WashPost Music Critic Insults 'Whitelady Gaga' for 'Clueless' Song on Burqas

August 14th, 2013 11:02 AM

In Tuesday's edition of the Washington Post's Express tabloid, "Sound Bets" music critic Shauna Miller was furious with Lady Gaga for having a "Burqa" song on her newest album, "Artpop."

"It sounds like a parody of a Lady Gaga song -- one about the sxy mystique of burqas. Gaga does dig a fashion burqa...But to appropriate the experiences of millions of Muslim women is clueless. 'Do you wanna see me naked, lover?/ Do you wanna peek underneath the cover?' the song goes, turning a complex culture that doesn’t belong to her into a sleazy come-on." The openly gay critic then tossed the racial insult:

Two years ago, Gaga whipped the world into a frenzy of rainbows with “Born This Way.” The future would be all inclusiveness and fabulous hats. She was also jumping the homofabulous train to a pile of money. But her reach and her music mattered to young people. If “Burqa” is her, she’s a craven culture jacker — Whitelady Gaga.

Why do secular leftists always think that mocking Islam is "white"? Or that Muslims are all dark-skinned? It's the same mentality that carelessly blurs profiling Muslims with "racial profiling," as with the Tsarnaev brothers and the Boston Marathon bombing.

| Instruction 1 |
Can you switch "screenshot" to "screen capture" in the rows, beginning at the first row and stopping after the one containing "pc-icon: [511, 262, 543, 288]"? Leave everything else unchanged.
The Lady Gaga article and the rows have nothing to do with each other.

| Material for the task |
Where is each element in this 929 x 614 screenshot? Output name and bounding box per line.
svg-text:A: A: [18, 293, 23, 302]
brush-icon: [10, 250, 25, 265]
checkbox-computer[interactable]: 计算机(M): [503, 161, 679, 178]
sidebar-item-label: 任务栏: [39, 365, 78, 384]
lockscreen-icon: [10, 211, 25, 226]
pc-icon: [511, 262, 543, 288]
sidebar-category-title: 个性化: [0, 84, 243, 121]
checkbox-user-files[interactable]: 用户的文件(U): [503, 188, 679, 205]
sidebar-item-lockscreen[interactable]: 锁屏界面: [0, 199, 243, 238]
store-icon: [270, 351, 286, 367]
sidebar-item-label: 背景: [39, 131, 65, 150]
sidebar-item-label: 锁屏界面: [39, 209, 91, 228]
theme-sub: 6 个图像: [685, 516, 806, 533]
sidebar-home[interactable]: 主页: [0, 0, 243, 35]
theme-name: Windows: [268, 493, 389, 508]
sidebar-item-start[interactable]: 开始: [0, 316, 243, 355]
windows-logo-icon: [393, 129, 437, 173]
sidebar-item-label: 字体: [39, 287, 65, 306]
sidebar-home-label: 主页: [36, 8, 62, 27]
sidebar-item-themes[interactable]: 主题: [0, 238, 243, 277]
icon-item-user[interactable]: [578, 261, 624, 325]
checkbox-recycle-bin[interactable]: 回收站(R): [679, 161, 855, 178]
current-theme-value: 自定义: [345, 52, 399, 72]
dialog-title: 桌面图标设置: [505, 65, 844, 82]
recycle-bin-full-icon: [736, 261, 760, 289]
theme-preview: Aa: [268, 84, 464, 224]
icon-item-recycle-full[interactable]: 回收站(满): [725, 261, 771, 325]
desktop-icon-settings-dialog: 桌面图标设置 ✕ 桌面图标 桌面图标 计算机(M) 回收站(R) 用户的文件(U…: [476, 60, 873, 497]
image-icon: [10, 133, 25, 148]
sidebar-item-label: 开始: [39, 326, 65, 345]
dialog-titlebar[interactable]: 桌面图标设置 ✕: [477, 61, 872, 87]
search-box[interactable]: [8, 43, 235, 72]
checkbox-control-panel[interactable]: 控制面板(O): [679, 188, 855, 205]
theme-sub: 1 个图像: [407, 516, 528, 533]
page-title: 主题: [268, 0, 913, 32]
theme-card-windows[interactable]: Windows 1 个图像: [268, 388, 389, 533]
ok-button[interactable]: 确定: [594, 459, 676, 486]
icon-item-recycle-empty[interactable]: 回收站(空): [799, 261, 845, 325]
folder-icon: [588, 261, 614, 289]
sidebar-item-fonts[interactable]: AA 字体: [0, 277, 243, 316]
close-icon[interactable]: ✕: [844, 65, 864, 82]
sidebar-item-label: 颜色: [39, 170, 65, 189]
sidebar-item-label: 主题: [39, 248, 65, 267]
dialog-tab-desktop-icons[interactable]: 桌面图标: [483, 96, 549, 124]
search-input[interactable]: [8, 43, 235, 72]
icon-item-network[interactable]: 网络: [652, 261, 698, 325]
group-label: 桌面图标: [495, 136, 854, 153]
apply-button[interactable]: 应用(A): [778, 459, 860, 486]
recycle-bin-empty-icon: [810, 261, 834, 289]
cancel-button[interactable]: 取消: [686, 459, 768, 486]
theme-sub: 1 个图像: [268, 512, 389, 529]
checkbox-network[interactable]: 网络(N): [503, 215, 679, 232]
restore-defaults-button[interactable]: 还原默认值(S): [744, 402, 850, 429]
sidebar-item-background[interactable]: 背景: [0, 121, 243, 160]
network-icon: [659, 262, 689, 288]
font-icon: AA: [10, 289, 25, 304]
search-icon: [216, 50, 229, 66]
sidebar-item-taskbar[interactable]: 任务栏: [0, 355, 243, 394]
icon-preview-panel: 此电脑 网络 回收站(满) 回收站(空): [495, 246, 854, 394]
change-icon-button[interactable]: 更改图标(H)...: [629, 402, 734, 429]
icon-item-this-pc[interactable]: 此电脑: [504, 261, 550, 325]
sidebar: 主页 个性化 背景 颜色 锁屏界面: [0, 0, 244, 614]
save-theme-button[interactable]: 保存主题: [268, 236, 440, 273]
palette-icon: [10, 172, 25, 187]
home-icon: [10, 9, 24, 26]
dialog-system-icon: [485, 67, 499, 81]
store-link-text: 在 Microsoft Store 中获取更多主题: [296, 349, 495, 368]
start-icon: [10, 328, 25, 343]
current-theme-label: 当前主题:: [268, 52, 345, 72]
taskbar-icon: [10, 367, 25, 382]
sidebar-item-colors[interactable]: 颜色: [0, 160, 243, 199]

| Instruction 2 |
From the Lady Gaga article, what is the exact passage that begins at "Two years ago, Gaga" and stops after "Boston Marathon bombing."?

| Right answer 1 |
Where is each element in this 929 x 614 screen capture? Output name and bounding box per line.
svg-text:A: A: [18, 293, 23, 302]
brush-icon: [10, 250, 25, 265]
checkbox-computer[interactable]: 计算机(M): [503, 161, 679, 178]
sidebar-item-label: 任务栏: [39, 365, 78, 384]
lockscreen-icon: [10, 211, 25, 226]
pc-icon: [511, 262, 543, 288]

| Right answer 2 |
Two years ago, Gaga whipped the world into a frenzy of rainbows with “Born This Way.” The future would be all inclusiveness and fabulous hats. She was also jumping the homofabulous train to a pile of money. But her reach and her music mattered to young people. If “Burqa” is her, she’s a craven culture jacker — Whitelady Gaga.

Why do secular leftists always think that mocking Islam is "white"? Or that Muslims are all dark-skinned? It's the same mentality that carelessly blurs profiling Muslims with "racial profiling," as with the Tsarnaev brothers and the Boston Marathon bombing.